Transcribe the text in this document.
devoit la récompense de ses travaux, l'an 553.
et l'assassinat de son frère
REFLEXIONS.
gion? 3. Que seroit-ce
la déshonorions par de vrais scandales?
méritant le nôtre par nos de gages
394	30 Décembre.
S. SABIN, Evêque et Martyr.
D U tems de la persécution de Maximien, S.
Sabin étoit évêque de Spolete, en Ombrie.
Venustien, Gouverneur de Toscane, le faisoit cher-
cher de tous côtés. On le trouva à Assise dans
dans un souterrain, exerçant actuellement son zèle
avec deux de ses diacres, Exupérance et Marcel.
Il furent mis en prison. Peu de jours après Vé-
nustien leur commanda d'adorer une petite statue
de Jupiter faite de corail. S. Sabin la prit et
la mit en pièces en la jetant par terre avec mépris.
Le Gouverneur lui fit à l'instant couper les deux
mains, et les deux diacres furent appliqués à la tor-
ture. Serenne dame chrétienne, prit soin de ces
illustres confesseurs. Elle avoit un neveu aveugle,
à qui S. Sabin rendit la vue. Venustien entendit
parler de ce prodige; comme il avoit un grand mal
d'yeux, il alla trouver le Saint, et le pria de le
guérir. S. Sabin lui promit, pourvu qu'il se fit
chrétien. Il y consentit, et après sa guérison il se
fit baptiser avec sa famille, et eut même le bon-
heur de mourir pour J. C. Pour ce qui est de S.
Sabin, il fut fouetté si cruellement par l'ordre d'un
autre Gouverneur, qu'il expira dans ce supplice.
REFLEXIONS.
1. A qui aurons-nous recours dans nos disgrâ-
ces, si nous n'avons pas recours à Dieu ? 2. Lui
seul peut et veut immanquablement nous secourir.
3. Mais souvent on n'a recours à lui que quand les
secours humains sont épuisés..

**Directions**: Quote all the records exactly, please, leaving none out.

**Answer in full**:
Transcribe the text in this document.
devoit la récompense de ses travaux, l'an 553.
et l'assassinat de son frère
REFLEXIONS.
gion? 3. Que seroit-ce
la déshonorions par de vrais scandales?
méritant le nôtre par nos de gages
394	30 Décembre.
S. SABIN, Evêque et Martyr.
D U tems de la persécution de Maximien, S.
Sabin étoit évêque de Spolete, en Ombrie.
Venustien, Gouverneur de Toscane, le faisoit cher-
cher de tous côtés. On le trouva à Assise dans
dans un souterrain, exerçant actuellement son zèle
avec deux de ses diacres, Exupérance et Marcel.
Il furent mis en prison. Peu de jours après Vé-
nustien leur commanda d'adorer une petite statue
de Jupiter faite de corail. S. Sabin la prit et
la mit en pièces en la jetant par terre avec mépris.
Le Gouverneur lui fit à l'instant couper les deux
mains, et les deux diacres furent appliqués à la tor-
ture. Serenne dame chrétienne, prit soin de ces
illustres confesseurs. Elle avoit un neveu aveugle,
à qui S. Sabin rendit la vue. Venustien entendit
parler de ce prodige; comme il avoit un grand mal
d'yeux, il alla trouver le Saint, et le pria de le
guérir. S. Sabin lui promit, pourvu qu'il se fit
chrétien. Il y consentit, et après sa guérison il se
fit baptiser avec sa famille, et eut même le bon-
heur de mourir pour J. C. Pour ce qui est de S.
Sabin, il fut fouetté si cruellement par l'ordre d'un
autre Gouverneur, qu'il expira dans ce supplice.
REFLEXIONS.
1. A qui aurons-nous recours dans nos disgrâ-
ces, si nous n'avons pas recours à Dieu ? 2. Lui
seul peut et veut immanquablement nous secourir.
3. Mais souvent on n'a recours à lui que quand les
secours humains sont épuisés..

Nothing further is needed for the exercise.